## [TASK]
From the entries below, extract every line that includes the word "常见陷阱模型".

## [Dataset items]

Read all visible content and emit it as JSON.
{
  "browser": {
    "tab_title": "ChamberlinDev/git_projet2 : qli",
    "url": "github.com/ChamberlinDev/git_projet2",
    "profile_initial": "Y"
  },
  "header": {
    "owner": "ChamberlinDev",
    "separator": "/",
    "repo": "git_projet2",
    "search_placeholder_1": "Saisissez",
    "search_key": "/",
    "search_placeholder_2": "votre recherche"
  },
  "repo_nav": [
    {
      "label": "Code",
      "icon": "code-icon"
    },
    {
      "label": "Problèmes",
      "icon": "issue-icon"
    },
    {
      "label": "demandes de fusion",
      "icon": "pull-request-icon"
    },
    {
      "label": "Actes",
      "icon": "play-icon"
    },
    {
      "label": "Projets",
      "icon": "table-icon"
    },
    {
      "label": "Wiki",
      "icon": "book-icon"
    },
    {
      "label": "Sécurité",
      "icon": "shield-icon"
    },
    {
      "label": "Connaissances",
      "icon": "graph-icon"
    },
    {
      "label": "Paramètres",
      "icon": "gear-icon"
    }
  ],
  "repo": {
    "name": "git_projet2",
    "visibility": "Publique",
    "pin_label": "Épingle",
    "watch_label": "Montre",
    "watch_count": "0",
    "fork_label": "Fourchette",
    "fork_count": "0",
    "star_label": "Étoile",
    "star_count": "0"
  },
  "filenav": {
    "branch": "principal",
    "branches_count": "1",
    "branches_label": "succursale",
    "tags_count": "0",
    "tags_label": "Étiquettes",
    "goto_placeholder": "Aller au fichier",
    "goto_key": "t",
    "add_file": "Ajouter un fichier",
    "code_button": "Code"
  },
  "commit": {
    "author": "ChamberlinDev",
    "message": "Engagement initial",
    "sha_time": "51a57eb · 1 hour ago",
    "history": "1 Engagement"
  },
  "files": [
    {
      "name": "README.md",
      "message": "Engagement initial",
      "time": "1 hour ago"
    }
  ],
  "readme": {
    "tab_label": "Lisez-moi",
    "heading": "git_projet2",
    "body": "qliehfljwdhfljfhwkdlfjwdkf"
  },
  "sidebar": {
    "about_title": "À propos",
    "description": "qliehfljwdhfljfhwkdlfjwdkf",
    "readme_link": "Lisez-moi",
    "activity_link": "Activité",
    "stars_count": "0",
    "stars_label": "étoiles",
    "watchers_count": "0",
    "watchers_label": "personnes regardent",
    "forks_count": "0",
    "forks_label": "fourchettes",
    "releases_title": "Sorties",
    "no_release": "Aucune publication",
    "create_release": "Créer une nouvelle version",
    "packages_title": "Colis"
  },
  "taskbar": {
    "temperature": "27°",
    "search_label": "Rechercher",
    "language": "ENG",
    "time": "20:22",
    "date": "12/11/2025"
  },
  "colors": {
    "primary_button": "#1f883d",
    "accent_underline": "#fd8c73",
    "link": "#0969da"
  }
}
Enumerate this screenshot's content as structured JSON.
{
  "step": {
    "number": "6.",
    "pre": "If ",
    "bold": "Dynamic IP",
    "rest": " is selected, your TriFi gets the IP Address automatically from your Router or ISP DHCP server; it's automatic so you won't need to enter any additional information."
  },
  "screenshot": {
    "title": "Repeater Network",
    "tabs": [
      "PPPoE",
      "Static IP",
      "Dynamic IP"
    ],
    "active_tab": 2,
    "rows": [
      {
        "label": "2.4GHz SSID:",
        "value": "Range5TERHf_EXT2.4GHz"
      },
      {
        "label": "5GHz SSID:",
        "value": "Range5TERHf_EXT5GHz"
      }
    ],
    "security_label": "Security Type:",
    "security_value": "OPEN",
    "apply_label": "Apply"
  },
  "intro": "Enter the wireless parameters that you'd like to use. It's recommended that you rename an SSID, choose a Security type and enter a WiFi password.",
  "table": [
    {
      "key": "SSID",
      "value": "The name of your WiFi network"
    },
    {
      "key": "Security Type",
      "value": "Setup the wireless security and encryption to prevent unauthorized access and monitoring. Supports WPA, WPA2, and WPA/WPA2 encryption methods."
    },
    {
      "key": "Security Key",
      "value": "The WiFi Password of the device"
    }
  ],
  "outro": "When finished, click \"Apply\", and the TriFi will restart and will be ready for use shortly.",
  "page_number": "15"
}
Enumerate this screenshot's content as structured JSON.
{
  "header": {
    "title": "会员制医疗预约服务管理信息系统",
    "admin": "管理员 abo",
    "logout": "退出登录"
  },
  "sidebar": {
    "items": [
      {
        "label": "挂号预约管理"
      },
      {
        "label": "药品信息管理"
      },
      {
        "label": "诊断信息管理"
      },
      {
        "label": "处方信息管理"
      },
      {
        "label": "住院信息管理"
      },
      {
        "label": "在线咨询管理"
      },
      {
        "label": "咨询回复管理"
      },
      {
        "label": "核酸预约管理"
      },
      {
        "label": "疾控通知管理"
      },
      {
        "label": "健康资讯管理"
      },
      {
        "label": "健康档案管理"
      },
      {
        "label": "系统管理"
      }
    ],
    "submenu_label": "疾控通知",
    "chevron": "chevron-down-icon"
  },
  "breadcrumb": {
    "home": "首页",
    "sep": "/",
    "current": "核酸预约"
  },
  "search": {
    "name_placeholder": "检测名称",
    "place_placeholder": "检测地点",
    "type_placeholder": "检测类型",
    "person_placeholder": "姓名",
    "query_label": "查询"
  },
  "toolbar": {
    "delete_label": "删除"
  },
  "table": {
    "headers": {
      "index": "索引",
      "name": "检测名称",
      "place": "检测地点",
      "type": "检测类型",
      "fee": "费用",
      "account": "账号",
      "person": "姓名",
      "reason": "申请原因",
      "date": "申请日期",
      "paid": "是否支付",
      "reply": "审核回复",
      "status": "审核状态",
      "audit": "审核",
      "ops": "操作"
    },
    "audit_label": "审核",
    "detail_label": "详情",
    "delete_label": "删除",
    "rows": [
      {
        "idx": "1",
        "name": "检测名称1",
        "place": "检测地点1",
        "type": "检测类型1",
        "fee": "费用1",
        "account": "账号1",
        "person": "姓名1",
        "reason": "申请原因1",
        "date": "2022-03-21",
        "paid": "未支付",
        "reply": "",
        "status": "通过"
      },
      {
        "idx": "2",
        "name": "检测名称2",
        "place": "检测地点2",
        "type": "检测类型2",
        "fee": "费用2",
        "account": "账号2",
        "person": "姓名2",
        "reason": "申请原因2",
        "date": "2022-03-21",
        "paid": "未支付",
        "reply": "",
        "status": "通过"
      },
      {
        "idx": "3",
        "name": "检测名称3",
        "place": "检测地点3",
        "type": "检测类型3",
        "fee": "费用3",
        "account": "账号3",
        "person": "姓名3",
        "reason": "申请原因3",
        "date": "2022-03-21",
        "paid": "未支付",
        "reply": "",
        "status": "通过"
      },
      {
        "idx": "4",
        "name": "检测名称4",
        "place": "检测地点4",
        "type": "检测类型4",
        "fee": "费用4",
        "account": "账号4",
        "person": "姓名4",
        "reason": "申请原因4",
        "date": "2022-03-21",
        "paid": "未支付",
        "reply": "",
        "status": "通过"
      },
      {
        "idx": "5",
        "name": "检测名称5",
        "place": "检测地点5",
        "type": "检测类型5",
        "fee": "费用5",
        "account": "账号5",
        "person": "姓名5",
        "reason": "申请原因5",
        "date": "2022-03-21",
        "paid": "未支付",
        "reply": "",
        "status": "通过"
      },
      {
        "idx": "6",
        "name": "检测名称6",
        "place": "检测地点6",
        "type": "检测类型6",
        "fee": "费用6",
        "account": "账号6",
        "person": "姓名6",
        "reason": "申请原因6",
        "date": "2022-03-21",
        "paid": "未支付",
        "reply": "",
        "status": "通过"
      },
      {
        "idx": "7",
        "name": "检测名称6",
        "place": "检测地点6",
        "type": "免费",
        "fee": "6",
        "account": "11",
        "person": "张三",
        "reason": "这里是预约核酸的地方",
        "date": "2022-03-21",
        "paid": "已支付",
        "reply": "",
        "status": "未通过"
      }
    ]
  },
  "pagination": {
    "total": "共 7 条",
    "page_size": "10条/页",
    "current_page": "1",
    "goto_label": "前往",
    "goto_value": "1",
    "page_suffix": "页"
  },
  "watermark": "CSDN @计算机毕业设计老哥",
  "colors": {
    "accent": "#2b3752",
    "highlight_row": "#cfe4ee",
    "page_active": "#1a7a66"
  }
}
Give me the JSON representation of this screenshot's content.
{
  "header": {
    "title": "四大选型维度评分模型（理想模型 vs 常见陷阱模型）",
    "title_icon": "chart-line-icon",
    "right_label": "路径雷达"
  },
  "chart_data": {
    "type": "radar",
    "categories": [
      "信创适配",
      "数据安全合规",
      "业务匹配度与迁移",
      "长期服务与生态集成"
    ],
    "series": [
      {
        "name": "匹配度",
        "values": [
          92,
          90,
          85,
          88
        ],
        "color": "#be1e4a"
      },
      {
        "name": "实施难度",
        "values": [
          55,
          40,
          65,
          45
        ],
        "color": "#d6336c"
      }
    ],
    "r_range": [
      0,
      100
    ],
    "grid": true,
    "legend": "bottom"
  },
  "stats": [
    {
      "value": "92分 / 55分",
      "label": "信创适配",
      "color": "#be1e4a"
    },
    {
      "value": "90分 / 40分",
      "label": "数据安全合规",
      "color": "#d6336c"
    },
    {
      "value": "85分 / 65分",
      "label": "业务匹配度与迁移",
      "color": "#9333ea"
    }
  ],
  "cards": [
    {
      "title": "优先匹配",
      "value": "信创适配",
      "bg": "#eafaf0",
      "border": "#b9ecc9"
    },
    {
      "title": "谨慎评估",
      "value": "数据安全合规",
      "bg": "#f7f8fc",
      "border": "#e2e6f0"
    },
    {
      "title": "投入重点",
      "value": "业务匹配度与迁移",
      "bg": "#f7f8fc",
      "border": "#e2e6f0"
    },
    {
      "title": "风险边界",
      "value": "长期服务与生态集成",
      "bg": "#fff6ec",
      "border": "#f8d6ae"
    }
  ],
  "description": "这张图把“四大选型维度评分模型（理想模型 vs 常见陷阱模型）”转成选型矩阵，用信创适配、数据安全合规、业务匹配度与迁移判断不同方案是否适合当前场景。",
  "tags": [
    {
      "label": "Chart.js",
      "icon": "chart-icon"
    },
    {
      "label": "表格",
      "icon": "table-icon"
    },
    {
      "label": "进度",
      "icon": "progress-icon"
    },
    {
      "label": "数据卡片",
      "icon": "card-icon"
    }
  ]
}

## [SOLUTION TO THIS TASK]
    "title": "四大选型维度评分模型（理想模型 vs 常见陷阱模型）",
  "description": "这张图把“四大选型维度评分模型（理想模型 vs 常见陷阱模型）”转成选型矩阵，用信创适配、数据安全合规、业务匹配度与迁移判断不同方案是否适合当前场景。",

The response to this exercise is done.